EXERCISE PROMPT - Find the lines holding the word "services" and collect them.

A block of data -
+++

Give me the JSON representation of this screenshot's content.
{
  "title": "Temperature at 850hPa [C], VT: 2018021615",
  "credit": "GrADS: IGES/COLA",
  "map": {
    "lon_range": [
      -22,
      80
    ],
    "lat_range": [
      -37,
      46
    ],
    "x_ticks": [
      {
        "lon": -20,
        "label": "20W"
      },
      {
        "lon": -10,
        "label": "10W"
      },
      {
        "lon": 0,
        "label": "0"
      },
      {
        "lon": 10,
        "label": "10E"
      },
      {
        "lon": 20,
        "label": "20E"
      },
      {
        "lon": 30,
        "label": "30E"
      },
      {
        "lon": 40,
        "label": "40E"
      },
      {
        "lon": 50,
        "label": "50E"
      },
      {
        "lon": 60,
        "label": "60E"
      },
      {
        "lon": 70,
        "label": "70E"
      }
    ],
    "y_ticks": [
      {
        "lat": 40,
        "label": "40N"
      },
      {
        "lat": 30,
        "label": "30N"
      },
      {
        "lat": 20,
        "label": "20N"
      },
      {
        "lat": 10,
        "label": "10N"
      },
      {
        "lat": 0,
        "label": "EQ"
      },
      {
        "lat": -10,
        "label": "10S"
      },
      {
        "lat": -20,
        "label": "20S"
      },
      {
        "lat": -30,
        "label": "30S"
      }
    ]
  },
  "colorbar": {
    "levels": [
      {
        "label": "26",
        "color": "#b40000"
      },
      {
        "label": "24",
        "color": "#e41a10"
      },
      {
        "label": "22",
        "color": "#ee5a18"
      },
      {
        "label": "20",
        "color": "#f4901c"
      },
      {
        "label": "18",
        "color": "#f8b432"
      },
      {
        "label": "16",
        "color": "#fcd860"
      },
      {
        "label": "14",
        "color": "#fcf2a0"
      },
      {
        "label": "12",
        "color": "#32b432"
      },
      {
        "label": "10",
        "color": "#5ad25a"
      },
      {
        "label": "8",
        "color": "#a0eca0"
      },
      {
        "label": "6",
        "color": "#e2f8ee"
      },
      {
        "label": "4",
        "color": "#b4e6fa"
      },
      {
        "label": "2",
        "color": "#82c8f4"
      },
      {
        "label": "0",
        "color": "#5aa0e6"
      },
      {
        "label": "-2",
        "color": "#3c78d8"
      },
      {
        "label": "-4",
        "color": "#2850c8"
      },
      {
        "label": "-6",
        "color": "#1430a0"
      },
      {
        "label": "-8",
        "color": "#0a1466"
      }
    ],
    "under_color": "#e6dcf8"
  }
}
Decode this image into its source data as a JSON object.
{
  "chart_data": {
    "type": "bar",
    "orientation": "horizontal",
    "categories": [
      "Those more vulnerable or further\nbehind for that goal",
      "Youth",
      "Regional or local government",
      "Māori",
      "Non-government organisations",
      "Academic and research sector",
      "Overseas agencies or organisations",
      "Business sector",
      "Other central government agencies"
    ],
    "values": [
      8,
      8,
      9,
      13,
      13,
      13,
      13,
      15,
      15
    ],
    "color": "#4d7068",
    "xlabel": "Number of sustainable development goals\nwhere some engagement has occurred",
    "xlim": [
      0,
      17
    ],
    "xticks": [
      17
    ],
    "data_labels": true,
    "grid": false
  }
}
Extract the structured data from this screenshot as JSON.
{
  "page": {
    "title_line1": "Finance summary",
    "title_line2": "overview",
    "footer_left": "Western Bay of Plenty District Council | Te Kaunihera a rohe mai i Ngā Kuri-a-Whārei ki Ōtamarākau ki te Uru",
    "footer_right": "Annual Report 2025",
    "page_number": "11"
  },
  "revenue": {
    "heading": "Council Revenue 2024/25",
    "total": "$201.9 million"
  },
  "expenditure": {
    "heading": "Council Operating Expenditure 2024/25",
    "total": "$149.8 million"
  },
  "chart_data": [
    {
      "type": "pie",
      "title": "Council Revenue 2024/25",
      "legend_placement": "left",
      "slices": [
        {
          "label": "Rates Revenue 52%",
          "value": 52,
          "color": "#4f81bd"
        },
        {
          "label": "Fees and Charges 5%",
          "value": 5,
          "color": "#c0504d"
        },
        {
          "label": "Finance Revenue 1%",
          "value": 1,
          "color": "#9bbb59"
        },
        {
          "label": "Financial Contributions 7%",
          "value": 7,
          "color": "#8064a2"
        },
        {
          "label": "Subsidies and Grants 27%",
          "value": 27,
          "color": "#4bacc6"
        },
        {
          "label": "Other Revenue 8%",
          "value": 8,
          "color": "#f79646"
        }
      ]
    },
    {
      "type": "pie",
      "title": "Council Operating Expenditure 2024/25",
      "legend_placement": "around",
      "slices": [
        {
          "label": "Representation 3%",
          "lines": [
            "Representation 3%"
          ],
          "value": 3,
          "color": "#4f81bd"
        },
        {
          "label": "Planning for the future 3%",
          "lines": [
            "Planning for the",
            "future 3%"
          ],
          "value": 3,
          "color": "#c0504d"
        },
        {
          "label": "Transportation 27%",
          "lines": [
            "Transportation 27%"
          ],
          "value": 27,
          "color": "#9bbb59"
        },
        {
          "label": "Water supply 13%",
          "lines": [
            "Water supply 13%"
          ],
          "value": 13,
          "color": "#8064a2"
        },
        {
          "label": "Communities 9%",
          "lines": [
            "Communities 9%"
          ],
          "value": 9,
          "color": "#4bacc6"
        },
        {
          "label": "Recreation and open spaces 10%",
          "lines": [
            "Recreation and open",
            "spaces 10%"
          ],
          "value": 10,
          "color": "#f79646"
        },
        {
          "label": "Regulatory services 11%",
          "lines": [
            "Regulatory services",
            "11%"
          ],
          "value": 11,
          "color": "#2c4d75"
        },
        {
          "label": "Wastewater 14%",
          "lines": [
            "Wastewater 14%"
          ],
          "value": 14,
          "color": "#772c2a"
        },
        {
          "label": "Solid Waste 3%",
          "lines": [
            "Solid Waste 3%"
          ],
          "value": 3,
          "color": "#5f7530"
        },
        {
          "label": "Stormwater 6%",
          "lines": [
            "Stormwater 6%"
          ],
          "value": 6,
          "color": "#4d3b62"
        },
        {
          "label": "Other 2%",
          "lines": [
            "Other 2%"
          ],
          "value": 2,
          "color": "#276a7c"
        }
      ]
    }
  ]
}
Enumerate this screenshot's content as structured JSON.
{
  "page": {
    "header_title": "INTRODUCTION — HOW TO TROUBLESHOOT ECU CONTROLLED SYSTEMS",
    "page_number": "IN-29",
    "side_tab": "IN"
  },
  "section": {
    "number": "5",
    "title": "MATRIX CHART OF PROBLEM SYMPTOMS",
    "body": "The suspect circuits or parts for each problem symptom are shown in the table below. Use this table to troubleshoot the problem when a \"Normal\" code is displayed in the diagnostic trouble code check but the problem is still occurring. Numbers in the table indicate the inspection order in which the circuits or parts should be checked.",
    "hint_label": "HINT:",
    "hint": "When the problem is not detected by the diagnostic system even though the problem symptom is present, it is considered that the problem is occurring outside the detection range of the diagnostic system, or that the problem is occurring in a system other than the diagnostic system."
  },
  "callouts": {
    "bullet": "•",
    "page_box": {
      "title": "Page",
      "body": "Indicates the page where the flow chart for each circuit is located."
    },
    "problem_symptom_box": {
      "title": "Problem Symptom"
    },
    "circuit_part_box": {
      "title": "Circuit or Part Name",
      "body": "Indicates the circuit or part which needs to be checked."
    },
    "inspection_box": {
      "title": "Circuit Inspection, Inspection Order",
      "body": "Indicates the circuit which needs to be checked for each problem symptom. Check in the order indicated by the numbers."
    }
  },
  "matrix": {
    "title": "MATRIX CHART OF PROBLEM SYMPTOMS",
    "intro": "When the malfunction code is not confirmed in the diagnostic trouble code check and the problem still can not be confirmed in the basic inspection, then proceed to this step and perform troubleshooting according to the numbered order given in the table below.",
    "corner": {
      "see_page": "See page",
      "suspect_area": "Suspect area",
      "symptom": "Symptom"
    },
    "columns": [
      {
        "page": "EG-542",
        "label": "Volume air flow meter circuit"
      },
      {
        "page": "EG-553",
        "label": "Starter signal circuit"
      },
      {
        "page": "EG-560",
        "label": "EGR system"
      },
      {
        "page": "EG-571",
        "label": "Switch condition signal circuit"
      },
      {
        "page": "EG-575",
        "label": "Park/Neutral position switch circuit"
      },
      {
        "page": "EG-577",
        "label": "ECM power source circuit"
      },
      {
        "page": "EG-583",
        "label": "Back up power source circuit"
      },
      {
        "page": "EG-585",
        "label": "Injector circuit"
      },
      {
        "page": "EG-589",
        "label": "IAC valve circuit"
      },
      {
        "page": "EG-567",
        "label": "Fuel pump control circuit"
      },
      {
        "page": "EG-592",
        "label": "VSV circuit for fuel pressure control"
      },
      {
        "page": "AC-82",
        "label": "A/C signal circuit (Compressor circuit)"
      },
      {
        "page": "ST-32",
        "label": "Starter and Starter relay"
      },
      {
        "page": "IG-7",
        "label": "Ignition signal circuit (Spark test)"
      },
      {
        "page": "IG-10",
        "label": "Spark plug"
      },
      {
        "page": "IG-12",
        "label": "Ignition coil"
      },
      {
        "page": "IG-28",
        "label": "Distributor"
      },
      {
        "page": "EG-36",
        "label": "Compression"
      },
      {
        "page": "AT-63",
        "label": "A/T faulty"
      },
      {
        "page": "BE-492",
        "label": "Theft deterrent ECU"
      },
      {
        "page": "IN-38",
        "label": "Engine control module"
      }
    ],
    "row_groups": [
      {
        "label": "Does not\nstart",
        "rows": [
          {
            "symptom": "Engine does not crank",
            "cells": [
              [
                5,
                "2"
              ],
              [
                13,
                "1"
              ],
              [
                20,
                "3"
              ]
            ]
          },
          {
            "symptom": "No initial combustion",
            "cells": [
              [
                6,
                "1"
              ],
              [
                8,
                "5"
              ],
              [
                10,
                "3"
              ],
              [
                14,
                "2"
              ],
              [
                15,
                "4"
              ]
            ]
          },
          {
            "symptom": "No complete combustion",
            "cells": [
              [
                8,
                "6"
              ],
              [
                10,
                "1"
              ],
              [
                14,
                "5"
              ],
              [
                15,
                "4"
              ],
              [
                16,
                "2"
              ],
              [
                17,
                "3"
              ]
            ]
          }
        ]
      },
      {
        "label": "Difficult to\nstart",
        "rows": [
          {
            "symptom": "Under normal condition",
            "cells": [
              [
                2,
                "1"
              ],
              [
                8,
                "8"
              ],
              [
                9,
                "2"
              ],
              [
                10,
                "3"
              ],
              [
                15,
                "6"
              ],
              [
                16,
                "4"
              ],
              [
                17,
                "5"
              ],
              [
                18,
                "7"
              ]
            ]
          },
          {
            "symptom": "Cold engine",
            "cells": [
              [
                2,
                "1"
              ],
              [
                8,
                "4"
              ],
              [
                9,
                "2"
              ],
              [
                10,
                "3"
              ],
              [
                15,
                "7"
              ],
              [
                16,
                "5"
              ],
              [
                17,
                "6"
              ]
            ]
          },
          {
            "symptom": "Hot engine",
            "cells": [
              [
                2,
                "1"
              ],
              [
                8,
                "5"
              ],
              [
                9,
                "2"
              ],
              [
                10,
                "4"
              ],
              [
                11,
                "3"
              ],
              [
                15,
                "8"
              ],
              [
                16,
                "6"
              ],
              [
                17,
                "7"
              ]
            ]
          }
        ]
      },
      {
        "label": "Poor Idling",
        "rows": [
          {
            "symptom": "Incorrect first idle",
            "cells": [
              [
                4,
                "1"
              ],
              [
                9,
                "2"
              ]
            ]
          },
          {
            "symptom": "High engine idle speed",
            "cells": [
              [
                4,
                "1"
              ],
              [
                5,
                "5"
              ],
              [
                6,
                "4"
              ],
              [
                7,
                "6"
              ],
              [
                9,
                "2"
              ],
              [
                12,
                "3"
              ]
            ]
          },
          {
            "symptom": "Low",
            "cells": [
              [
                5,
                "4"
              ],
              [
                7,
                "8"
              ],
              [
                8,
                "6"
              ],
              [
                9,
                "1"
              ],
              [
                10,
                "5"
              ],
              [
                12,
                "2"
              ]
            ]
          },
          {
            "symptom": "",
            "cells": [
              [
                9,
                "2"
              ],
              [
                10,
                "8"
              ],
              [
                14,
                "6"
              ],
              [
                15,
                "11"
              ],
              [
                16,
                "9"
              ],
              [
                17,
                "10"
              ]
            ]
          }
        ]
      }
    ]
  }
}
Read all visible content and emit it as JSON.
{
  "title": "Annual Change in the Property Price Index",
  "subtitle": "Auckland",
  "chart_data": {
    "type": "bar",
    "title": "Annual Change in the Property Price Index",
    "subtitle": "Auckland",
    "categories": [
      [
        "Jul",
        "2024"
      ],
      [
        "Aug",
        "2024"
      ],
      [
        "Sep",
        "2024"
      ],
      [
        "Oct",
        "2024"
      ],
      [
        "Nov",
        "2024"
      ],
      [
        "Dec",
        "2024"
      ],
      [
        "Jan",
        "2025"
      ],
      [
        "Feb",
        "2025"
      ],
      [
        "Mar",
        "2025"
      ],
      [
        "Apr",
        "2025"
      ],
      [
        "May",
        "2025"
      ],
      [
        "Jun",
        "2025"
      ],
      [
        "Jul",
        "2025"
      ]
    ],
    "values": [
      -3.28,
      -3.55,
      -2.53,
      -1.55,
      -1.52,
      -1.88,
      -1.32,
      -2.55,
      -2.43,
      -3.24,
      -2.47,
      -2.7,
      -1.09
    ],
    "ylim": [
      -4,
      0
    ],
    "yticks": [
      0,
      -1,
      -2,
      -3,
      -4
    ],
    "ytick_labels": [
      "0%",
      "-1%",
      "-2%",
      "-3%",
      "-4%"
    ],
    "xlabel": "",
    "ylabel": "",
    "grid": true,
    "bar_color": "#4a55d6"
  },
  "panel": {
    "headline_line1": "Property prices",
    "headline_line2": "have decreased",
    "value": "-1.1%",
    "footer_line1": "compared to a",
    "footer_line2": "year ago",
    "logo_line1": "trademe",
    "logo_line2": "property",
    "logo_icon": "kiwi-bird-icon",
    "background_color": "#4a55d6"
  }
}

+++

RESULT FOR THIS EXERCISE -
          "label": "Regulatory services 11%",
            "Regulatory services",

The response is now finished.